== Task statement ==
The records below must be copied in full; omit the images.

Dataset records
↓↓↓
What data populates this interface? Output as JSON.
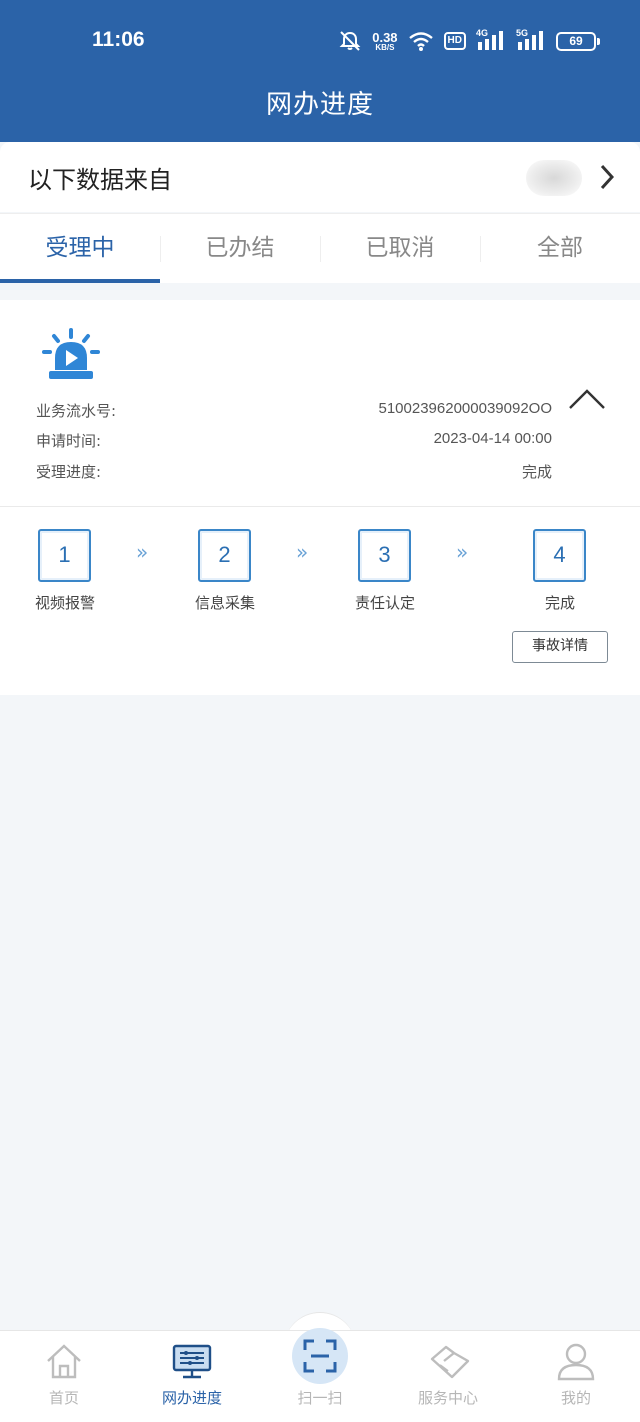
{
  "status_bar": {
    "time": "11:06",
    "net_speed_value": "0.38",
    "net_speed_unit": "KB/S",
    "hd_label": "HD",
    "signal1_label": "4G",
    "signal2_label": "5G",
    "battery": "69"
  },
  "header": {
    "title": "网办进度"
  },
  "source": {
    "label": "以下数据来自"
  },
  "tabs": [
    {
      "label": "受理中",
      "active": true
    },
    {
      "label": "已办结",
      "active": false
    },
    {
      "label": "已取消",
      "active": false
    },
    {
      "label": "全部",
      "active": false
    }
  ],
  "record": {
    "serial_label": "业务流水号:",
    "serial_value": "510023962000039092OO",
    "apply_time_label": "申请时间:",
    "apply_time_value": "2023-04-14 00:00",
    "progress_label": "受理进度:",
    "progress_value": "完成",
    "steps": [
      {
        "num": "1",
        "label": "视频报警"
      },
      {
        "num": "2",
        "label": "信息采集"
      },
      {
        "num": "3",
        "label": "责任认定"
      },
      {
        "num": "4",
        "label": "完成"
      }
    ],
    "arrow_glyph": "»",
    "detail_button": "事故详情"
  },
  "bottom_nav": [
    {
      "label": "首页",
      "icon": "home-icon"
    },
    {
      "label": "网办进度",
      "icon": "monitor-icon",
      "active": true
    },
    {
      "label": "扫一扫",
      "icon": "scan-icon"
    },
    {
      "label": "服务中心",
      "icon": "handshake-icon"
    },
    {
      "label": "我的",
      "icon": "user-icon"
    }
  ],
  "colors": {
    "primary": "#2b63a8",
    "step_border": "#3a86c8",
    "inactive": "#b6b6b6"
  }
}
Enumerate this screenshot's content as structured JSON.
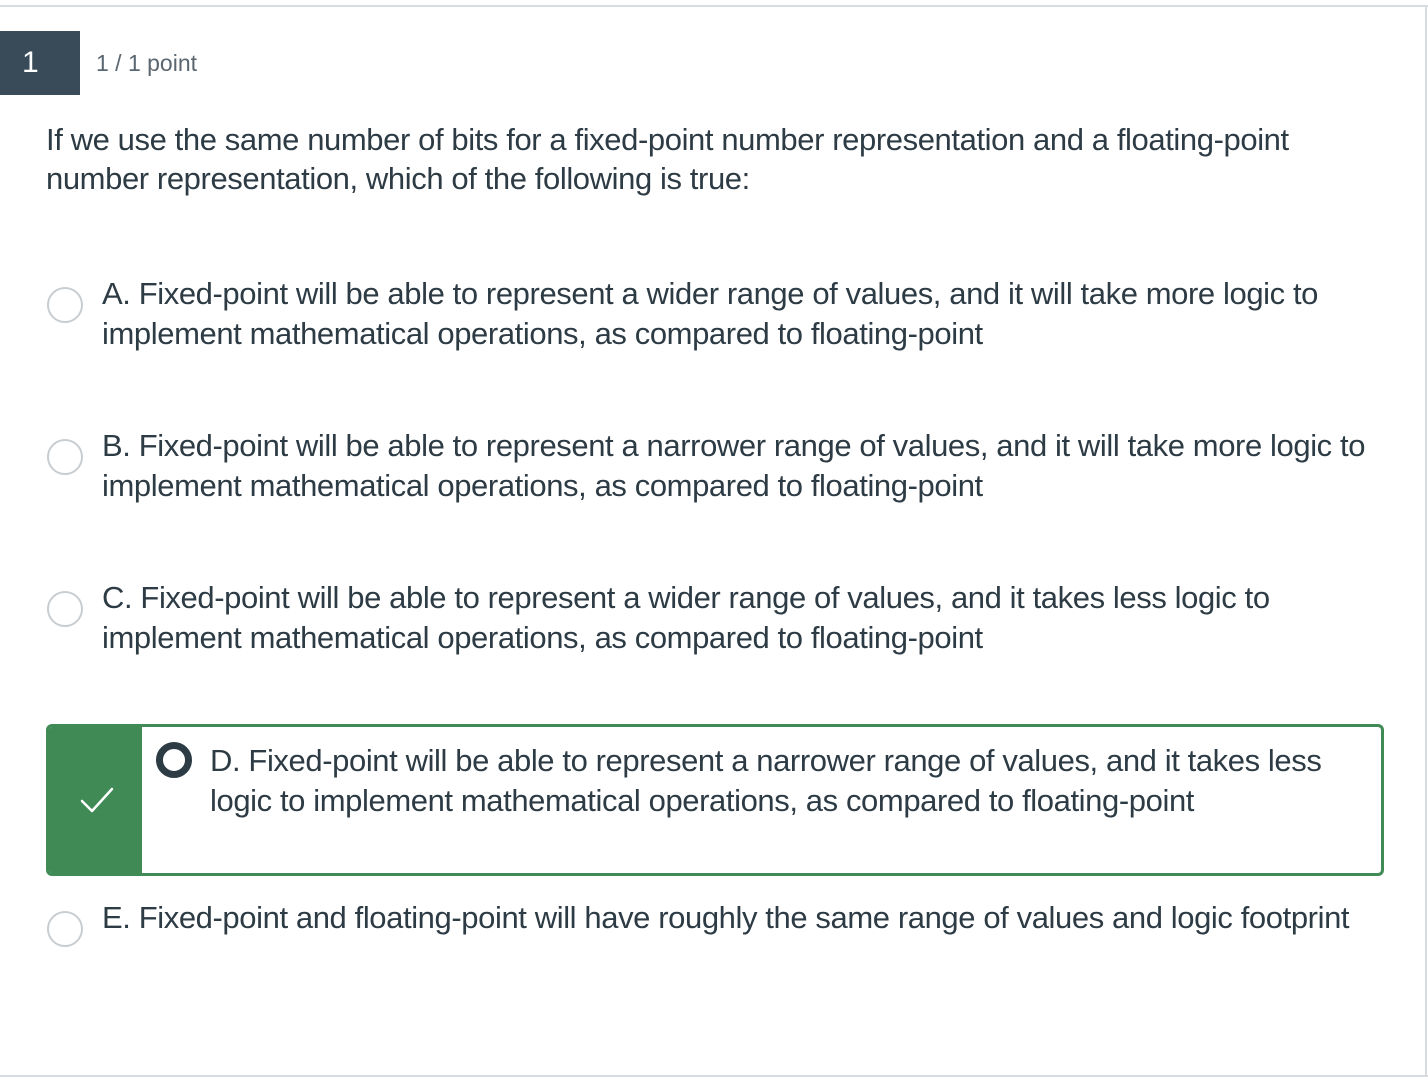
{
  "question": {
    "number": "1",
    "points": "1 / 1 point",
    "text": "If we use the same number of bits for a fixed-point number representation and a floating-point number representation, which of the following is true:"
  },
  "answers": [
    {
      "label": "A. Fixed-point will be able to represent a wider range of values, and it will take more logic to implement mathematical operations, as compared to floating-point",
      "selected": false,
      "correct": false
    },
    {
      "label": "B. Fixed-point will be able to represent a narrower range of values, and it will take more logic to implement mathematical operations, as compared to floating-point",
      "selected": false,
      "correct": false
    },
    {
      "label": "C. Fixed-point will be able to represent a wider range of values, and it takes less logic to implement mathematical operations, as compared to floating-point",
      "selected": false,
      "correct": false
    },
    {
      "label": "D. Fixed-point will be able to represent a narrower range of values, and it takes less logic to implement mathematical operations, as compared to floating-point",
      "selected": true,
      "correct": true
    },
    {
      "label": "E. Fixed-point and floating-point will have roughly the same range of values and logic footprint",
      "selected": false,
      "correct": false
    }
  ],
  "icons": {
    "correct_marker": "check-icon"
  },
  "colors": {
    "question_number_bg": "#394b58",
    "correct_green": "#3f8a55",
    "text": "#2d3b45",
    "radio_border": "#c7cdd1"
  }
}
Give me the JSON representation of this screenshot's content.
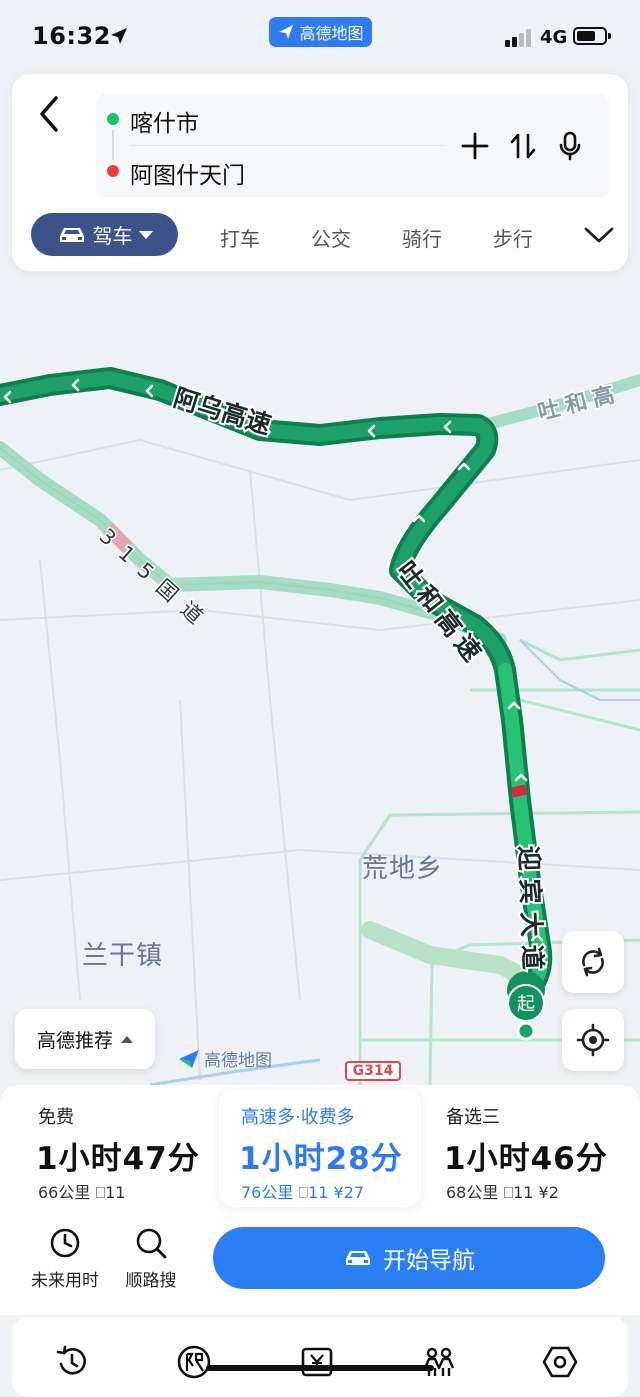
{
  "status_bar": {
    "time": "16:32",
    "network": "4G",
    "app_badge": "高德地图"
  },
  "route_input": {
    "origin": "喀什市",
    "destination": "阿图什天门"
  },
  "modes": {
    "selected": "驾车",
    "items": [
      "打车",
      "公交",
      "骑行",
      "步行"
    ]
  },
  "map": {
    "road_labels": [
      "阿乌高速",
      "吐和高速",
      "315国道",
      "迎宾大道",
      "吐和高"
    ],
    "place_labels": [
      "荒地乡",
      "兰干镇"
    ],
    "start_marker": "起",
    "highway_shield": "G314",
    "watermark": "高德地图",
    "recommend_label": "高德推荐"
  },
  "route_options": [
    {
      "tag": "免费",
      "time": "1小时47分",
      "distance": "66公里",
      "lights": "11",
      "toll": ""
    },
    {
      "tag": "高速多·收费多",
      "time": "1小时28分",
      "distance": "76公里",
      "lights": "11",
      "toll": "¥27"
    },
    {
      "tag": "备选三",
      "time": "1小时46分",
      "distance": "68公里",
      "lights": "11",
      "toll": "¥2"
    }
  ],
  "actions": {
    "future": "未来用时",
    "along": "顺路搜",
    "navigate": "开始导航"
  },
  "colors": {
    "route_main": "#128a5a",
    "route_alt": "#a6dcc5",
    "accent": "#2a7ff5",
    "mode_pill": "#3c5288"
  }
}
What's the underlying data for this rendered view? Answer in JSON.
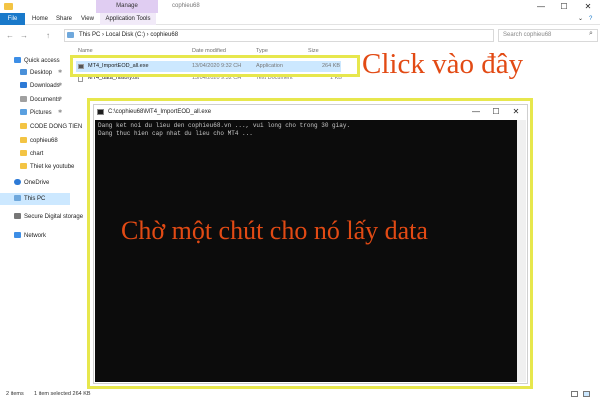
{
  "window": {
    "manage_tab": "Manage",
    "title": "cophieu68",
    "minimize": "—",
    "maximize": "☐",
    "close": "✕"
  },
  "ribbon": {
    "tabs": [
      "File",
      "Home",
      "Share",
      "View",
      "Application Tools"
    ],
    "help_chevron": "⌄",
    "help": "?"
  },
  "addressbar": {
    "path": "This PC  ›  Local Disk (C:)  ›  cophieu68",
    "search_placeholder": "Search cophieu68",
    "back": "←",
    "forward": "→",
    "up": "↑"
  },
  "nav": {
    "items": [
      {
        "label": "Quick access",
        "pinned": false
      },
      {
        "label": "Desktop",
        "pinned": true
      },
      {
        "label": "Downloads",
        "pinned": true
      },
      {
        "label": "Documents",
        "pinned": true
      },
      {
        "label": "Pictures",
        "pinned": true
      },
      {
        "label": "CODE DONG TIEN",
        "pinned": false
      },
      {
        "label": "cophieu68",
        "pinned": false
      },
      {
        "label": "chart",
        "pinned": false
      },
      {
        "label": "Thiet ke youtube",
        "pinned": false
      },
      {
        "label": "OneDrive",
        "pinned": false
      },
      {
        "label": "This PC",
        "pinned": false
      },
      {
        "label": "Secure Digital storage",
        "pinned": false
      },
      {
        "label": "Network",
        "pinned": false
      }
    ],
    "pin_glyph": "✱"
  },
  "filelist": {
    "columns": {
      "name": "Name",
      "date": "Date modified",
      "type": "Type",
      "size": "Size"
    },
    "rows": [
      {
        "name": "MT4_ImportEOD_all.exe",
        "date": "13/04/2020 9:32 CH",
        "type": "Application",
        "size": "264 KB"
      },
      {
        "name": "MT4_data_history.txt",
        "date": "13/04/2020 9:32 CH",
        "type": "Text Document",
        "size": "1 KB"
      }
    ]
  },
  "console": {
    "title": "C:\\cophieu68\\MT4_ImportEOD_all.exe",
    "lines": [
      "Dang ket noi du lieu den cophieu68.vn ..., vui long cho trong 30 giay.",
      "Dang thuc hien cap nhat du lieu cho MT4 ..."
    ]
  },
  "annotations": {
    "click_here": "Click vào đây",
    "wait": "Chờ một chút cho nó lấy data"
  },
  "statusbar": {
    "items_count": "2 items",
    "selected": "1 item selected  264 KB"
  },
  "colors": {
    "file_tab": "#1979ca",
    "manage_tab": "#e0cdf2",
    "highlight": "#e7e74d",
    "callout": "#e24a14",
    "console_bg": "#0c0c0c"
  }
}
↑↑↑
== Exercise solution ==
What data populates this interface? Output as JSON.
{
  "status_bar": {
    "time": "11:06",
    "net_speed_value": "0.38",
    "net_speed_unit": "KB/S",
    "hd_label": "HD",
    "signal1_label": "4G",
    "signal2_label": "5G",
    "battery": "69"
  },
  "header": {
    "title": "网办进度"
  },
  "source": {
    "label": "以下数据来自"
  },
  "tabs": [
    {
      "label": "受理中",
      "active": true
    },
    {
      "label": "已办结",
      "active": false
    },
    {
      "label": "已取消",
      "active": false
    },
    {
      "label": "全部",
      "active": false
    }
  ],
  "record": {
    "serial_label": "业务流水号:",
    "serial_value": "510023962000039092OO",
    "apply_time_label": "申请时间:",
    "apply_time_value": "2023-04-14 00:00",
    "progress_label": "受理进度:",
    "progress_value": "完成",
    "steps": [
      {
        "num": "1",
        "label": "视频报警"
      },
      {
        "num": "2",
        "label": "信息采集"
      },
      {
        "num": "3",
        "label": "责任认定"
      },
      {
        "num": "4",
        "label": "完成"
      }
    ],
    "arrow_glyph": "»",
    "detail_button": "事故详情"
  },
  "bottom_nav": [
    {
      "label": "首页",
      "icon": "home-icon"
    },
    {
      "label": "网办进度",
      "icon": "monitor-icon",
      "active": true
    },
    {
      "label": "扫一扫",
      "icon": "scan-icon"
    },
    {
      "label": "服务中心",
      "icon": "handshake-icon"
    },
    {
      "label": "我的",
      "icon": "user-icon"
    }
  ],
  "colors": {
    "primary": "#2b63a8",
    "step_border": "#3a86c8",
    "inactive": "#b6b6b6"
  }
}
Enumerate this screenshot's content as structured JSON.
{
  "question": {
    "number": "1",
    "points": "1 / 1 point",
    "text": "If we use the same number of bits for a fixed-point number representation and a floating-point number representation, which of the following is true:"
  },
  "answers": [
    {
      "label": "A. Fixed-point will be able to represent a wider range of values, and it will take more logic to implement mathematical operations, as compared to floating-point",
      "selected": false,
      "correct": false
    },
    {
      "label": "B. Fixed-point will be able to represent a narrower range of values, and it will take more logic to implement mathematical operations, as compared to floating-point",
      "selected": false,
      "correct": false
    },
    {
      "label": "C. Fixed-point will be able to represent a wider range of values, and it takes less logic to implement mathematical operations, as compared to floating-point",
      "selected": false,
      "correct": false
    },
    {
      "label": "D. Fixed-point will be able to represent a narrower range of values, and it takes less logic to implement mathematical operations, as compared to floating-point",
      "selected": true,
      "correct": true
    },
    {
      "label": "E. Fixed-point and floating-point will have roughly the same range of values and logic footprint",
      "selected": false,
      "correct": false
    }
  ],
  "icons": {
    "correct_marker": "check-icon"
  },
  "colors": {
    "question_number_bg": "#394b58",
    "correct_green": "#3f8a55",
    "text": "#2d3b45",
    "radio_border": "#c7cdd1"
  }
}
Give me the JSON representation of this screenshot's content.
{
  "status_bar": {
    "time": "16:32",
    "network": "4G",
    "app_badge": "高德地图"
  },
  "route_input": {
    "origin": "喀什市",
    "destination": "阿图什天门"
  },
  "modes": {
    "selected": "驾车",
    "items": [
      "打车",
      "公交",
      "骑行",
      "步行"
    ]
  },
  "map": {
    "road_labels": [
      "阿乌高速",
      "吐和高速",
      "315国道",
      "迎宾大道",
      "吐和高"
    ],
    "place_labels": [
      "荒地乡",
      "兰干镇"
    ],
    "start_marker": "起",
    "highway_shield": "G314",
    "watermark": "高德地图",
    "recommend_label": "高德推荐"
  },
  "route_options": [
    {
      "tag": "免费",
      "time": "1小时47分",
      "distance": "66公里",
      "lights": "11",
      "toll": ""
    },
    {
      "tag": "高速多·收费多",
      "time": "1小时28分",
      "distance": "76公里",
      "lights": "11",
      "toll": "¥27"
    },
    {
      "tag": "备选三",
      "time": "1小时46分",
      "distance": "68公里",
      "lights": "11",
      "toll": "¥2"
    }
  ],
  "actions": {
    "future": "未来用时",
    "along": "顺路搜",
    "navigate": "开始导航"
  },
  "colors": {
    "route_main": "#128a5a",
    "route_alt": "#a6dcc5",
    "accent": "#2a7ff5",
    "mode_pill": "#3c5288"
  }
}
What's the underlying data for this rendered view? Answer in JSON.
{
  "window": {
    "manage_tab": "Manage",
    "title": "cophieu68",
    "minimize": "—",
    "maximize": "☐",
    "close": "✕"
  },
  "ribbon": {
    "tabs": [
      "File",
      "Home",
      "Share",
      "View",
      "Application Tools"
    ],
    "help_chevron": "⌄",
    "help": "?"
  },
  "addressbar": {
    "path": "This PC  ›  Local Disk (C:)  ›  cophieu68",
    "search_placeholder": "Search cophieu68",
    "back": "←",
    "forward": "→",
    "up": "↑"
  },
  "nav": {
    "items": [
      {
        "label": "Quick access",
        "pinned": false
      },
      {
        "label": "Desktop",
        "pinned": true
      },
      {
        "label": "Downloads",
        "pinned": true
      },
      {
        "label": "Documents",
        "pinned": true
      },
      {
        "label": "Pictures",
        "pinned": true
      },
      {
        "label": "CODE DONG TIEN",
        "pinned": false
      },
      {
        "label": "cophieu68",
        "pinned": false
      },
      {
        "label": "chart",
        "pinned": false
      },
      {
        "label": "Thiet ke youtube",
        "pinned": false
      },
      {
        "label": "OneDrive",
        "pinned": false
      },
      {
        "label": "This PC",
        "pinned": false
      },
      {
        "label": "Secure Digital storage",
        "pinned": false
      },
      {
        "label": "Network",
        "pinned": false
      }
    ],
    "pin_glyph": "✱"
  },
  "filelist": {
    "columns": {
      "name": "Name",
      "date": "Date modified",
      "type": "Type",
      "size": "Size"
    },
    "rows": [
      {
        "name": "MT4_ImportEOD_all.exe",
        "date": "13/04/2020 9:32 CH",
        "type": "Application",
        "size": "264 KB"
      },
      {
        "name": "MT4_data_history.txt",
        "date": "13/04/2020 9:32 CH",
        "type": "Text Document",
        "size": "1 KB"
      }
    ]
  },
  "console": {
    "title": "C:\\cophieu68\\MT4_ImportEOD_all.exe",
    "lines": [
      "Dang ket noi du lieu den cophieu68.vn ..., vui long cho trong 30 giay.",
      "Dang thuc hien cap nhat du lieu cho MT4 ..."
    ]
  },
  "annotations": {
    "click_here": "Click vào đây",
    "wait": "Chờ một chút cho nó lấy data"
  },
  "statusbar": {
    "items_count": "2 items",
    "selected": "1 item selected  264 KB"
  },
  "colors": {
    "file_tab": "#1979ca",
    "manage_tab": "#e0cdf2",
    "highlight": "#e7e74d",
    "callout": "#e24a14",
    "console_bg": "#0c0c0c"
  }
}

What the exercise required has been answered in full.